- YOUR TASK -
All of the data below should be written out exactly.

== MATERIAL

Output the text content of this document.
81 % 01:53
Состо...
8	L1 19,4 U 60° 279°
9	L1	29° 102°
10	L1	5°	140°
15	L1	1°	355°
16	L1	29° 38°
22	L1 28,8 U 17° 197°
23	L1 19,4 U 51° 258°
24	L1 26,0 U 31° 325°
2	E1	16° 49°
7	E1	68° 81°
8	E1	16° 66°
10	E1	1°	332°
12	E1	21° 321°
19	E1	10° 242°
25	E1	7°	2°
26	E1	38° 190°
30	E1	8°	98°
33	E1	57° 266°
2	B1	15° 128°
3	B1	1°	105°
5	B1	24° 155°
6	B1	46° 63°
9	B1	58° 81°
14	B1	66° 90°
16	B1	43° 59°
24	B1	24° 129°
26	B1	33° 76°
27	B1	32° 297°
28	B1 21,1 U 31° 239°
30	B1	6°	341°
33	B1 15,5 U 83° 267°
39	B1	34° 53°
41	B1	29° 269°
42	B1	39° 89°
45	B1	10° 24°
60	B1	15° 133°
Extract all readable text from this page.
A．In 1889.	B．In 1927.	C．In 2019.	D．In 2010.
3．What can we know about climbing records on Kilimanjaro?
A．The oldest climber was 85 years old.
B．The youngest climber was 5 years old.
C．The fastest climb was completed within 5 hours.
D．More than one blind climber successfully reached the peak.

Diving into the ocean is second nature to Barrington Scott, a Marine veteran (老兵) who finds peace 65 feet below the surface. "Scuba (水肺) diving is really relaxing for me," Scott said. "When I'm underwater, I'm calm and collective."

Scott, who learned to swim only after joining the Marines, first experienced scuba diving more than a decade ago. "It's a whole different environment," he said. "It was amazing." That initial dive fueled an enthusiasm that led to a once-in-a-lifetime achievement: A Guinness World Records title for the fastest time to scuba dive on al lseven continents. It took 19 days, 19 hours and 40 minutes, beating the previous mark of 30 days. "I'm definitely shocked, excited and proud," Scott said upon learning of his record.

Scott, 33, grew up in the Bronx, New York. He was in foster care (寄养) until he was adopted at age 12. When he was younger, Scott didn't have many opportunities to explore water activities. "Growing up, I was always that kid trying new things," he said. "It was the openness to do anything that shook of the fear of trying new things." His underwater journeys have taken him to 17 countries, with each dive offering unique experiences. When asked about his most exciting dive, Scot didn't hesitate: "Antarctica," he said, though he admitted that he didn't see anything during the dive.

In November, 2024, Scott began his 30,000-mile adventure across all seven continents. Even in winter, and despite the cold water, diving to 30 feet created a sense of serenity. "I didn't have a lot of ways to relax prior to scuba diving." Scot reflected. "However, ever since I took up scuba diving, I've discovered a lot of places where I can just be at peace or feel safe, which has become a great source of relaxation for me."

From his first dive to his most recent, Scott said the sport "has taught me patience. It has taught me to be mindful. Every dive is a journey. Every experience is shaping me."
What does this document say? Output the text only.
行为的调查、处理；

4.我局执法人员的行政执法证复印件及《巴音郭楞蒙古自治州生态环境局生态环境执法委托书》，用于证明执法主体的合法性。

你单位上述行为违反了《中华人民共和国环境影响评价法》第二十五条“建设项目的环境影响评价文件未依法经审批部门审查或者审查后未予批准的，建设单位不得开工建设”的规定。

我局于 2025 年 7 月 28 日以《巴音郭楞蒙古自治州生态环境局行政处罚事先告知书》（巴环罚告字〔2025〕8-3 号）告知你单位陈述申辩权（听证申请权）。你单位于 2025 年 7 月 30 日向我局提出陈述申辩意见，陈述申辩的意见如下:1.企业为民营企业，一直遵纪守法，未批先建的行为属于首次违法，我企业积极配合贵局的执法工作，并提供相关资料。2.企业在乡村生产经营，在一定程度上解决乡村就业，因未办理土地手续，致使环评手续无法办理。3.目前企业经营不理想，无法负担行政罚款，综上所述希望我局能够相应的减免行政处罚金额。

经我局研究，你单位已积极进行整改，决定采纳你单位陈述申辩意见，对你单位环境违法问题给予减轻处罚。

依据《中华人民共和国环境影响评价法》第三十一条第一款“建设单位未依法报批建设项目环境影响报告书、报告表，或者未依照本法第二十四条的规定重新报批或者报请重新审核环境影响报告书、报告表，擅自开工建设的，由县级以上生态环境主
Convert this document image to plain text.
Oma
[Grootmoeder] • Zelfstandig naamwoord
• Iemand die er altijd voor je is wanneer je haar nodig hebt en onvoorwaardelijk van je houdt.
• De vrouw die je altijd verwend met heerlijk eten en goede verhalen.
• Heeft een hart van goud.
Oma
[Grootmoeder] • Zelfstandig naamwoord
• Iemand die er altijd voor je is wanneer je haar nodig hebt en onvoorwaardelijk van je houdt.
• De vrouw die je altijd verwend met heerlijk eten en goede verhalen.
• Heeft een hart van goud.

====

- REPLY TO THE TASK -
Output the text content of this document.
81 % 01:53
Состо...
8	L1 19,4 U 60° 279°
9	L1	29° 102°
10	L1	5°	140°
15	L1	1°	355°
16	L1	29° 38°
22	L1 28,8 U 17° 197°
23	L1 19,4 U 51° 258°
24	L1 26,0 U 31° 325°
2	E1	16° 49°
7	E1	68° 81°
8	E1	16° 66°
10	E1	1°	332°
12	E1	21° 321°
19	E1	10° 242°
25	E1	7°	2°
26	E1	38° 190°
30	E1	8°	98°
33	E1	57° 266°
2	B1	15° 128°
3	B1	1°	105°
5	B1	24° 155°
6	B1	46° 63°
9	B1	58° 81°
14	B1	66° 90°
16	B1	43° 59°
24	B1	24° 129°
26	B1	33° 76°
27	B1	32° 297°
28	B1 21,1 U 31° 239°
30	B1	6°	341°
33	B1 15,5 U 83° 267°
39	B1	34° 53°
41	B1	29° 269°
42	B1	39° 89°
45	B1	10° 24°
60	B1	15° 133°
Extract all readable text from this page.
A．In 1889.	B．In 1927.	C．In 2019.	D．In 2010.
3．What can we know about climbing records on Kilimanjaro?
A．The oldest climber was 85 years old.
B．The youngest climber was 5 years old.
C．The fastest climb was completed within 5 hours.
D．More than one blind climber successfully reached the peak.

Diving into the ocean is second nature to Barrington Scott, a Marine veteran (老兵) who finds peace 65 feet below the surface. "Scuba (水肺) diving is really relaxing for me," Scott said. "When I'm underwater, I'm calm and collective."

Scott, who learned to swim only after joining the Marines, first experienced scuba diving more than a decade ago. "It's a whole different environment," he said. "It was amazing." That initial dive fueled an enthusiasm that led to a once-in-a-lifetime achievement: A Guinness World Records title for the fastest time to scuba dive on al lseven continents. It took 19 days, 19 hours and 40 minutes, beating the previous mark of 30 days. "I'm definitely shocked, excited and proud," Scott said upon learning of his record.

Scott, 33, grew up in the Bronx, New York. He was in foster care (寄养) until he was adopted at age 12. When he was younger, Scott didn't have many opportunities to explore water activities. "Growing up, I was always that kid trying new things," he said. "It was the openness to do anything that shook of the fear of trying new things." His underwater journeys have taken him to 17 countries, with each dive offering unique experiences. When asked about his most exciting dive, Scot didn't hesitate: "Antarctica," he said, though he admitted that he didn't see anything during the dive.

In November, 2024, Scott began his 30,000-mile adventure across all seven continents. Even in winter, and despite the cold water, diving to 30 feet created a sense of serenity. "I didn't have a lot of ways to relax prior to scuba diving." Scot reflected. "However, ever since I took up scuba diving, I've discovered a lot of places where I can just be at peace or feel safe, which has become a great source of relaxation for me."

From his first dive to his most recent, Scott said the sport "has taught me patience. It has taught me to be mindful. Every dive is a journey. Every experience is shaping me."
What does this document say? Output the text only.
行为的调查、处理；

4.我局执法人员的行政执法证复印件及《巴音郭楞蒙古自治州生态环境局生态环境执法委托书》，用于证明执法主体的合法性。

你单位上述行为违反了《中华人民共和国环境影响评价法》第二十五条“建设项目的环境影响评价文件未依法经审批部门审查或者审查后未予批准的，建设单位不得开工建设”的规定。

我局于 2025 年 7 月 28 日以《巴音郭楞蒙古自治州生态环境局行政处罚事先告知书》（巴环罚告字〔2025〕8-3 号）告知你单位陈述申辩权（听证申请权）。你单位于 2025 年 7 月 30 日向我局提出陈述申辩意见，陈述申辩的意见如下:1.企业为民营企业，一直遵纪守法，未批先建的行为属于首次违法，我企业积极配合贵局的执法工作，并提供相关资料。2.企业在乡村生产经营，在一定程度上解决乡村就业，因未办理土地手续，致使环评手续无法办理。3.目前企业经营不理想，无法负担行政罚款，综上所述希望我局能够相应的减免行政处罚金额。

经我局研究，你单位已积极进行整改，决定采纳你单位陈述申辩意见，对你单位环境违法问题给予减轻处罚。

依据《中华人民共和国环境影响评价法》第三十一条第一款“建设单位未依法报批建设项目环境影响报告书、报告表，或者未依照本法第二十四条的规定重新报批或者报请重新审核环境影响报告书、报告表，擅自开工建设的，由县级以上生态环境主
Convert this document image to plain text.
Oma
[Grootmoeder] • Zelfstandig naamwoord
• Iemand die er altijd voor je is wanneer je haar nodig hebt en onvoorwaardelijk van je houdt.
• De vrouw die je altijd verwend met heerlijk eten en goede verhalen.
• Heeft een hart van goud.
Oma
[Grootmoeder] • Zelfstandig naamwoord
• Iemand die er altijd voor je is wanneer je haar nodig hebt en onvoorwaardelijk van je houdt.
• De vrouw die je altijd verwend met heerlijk eten en goede verhalen.
• Heeft een hart van goud.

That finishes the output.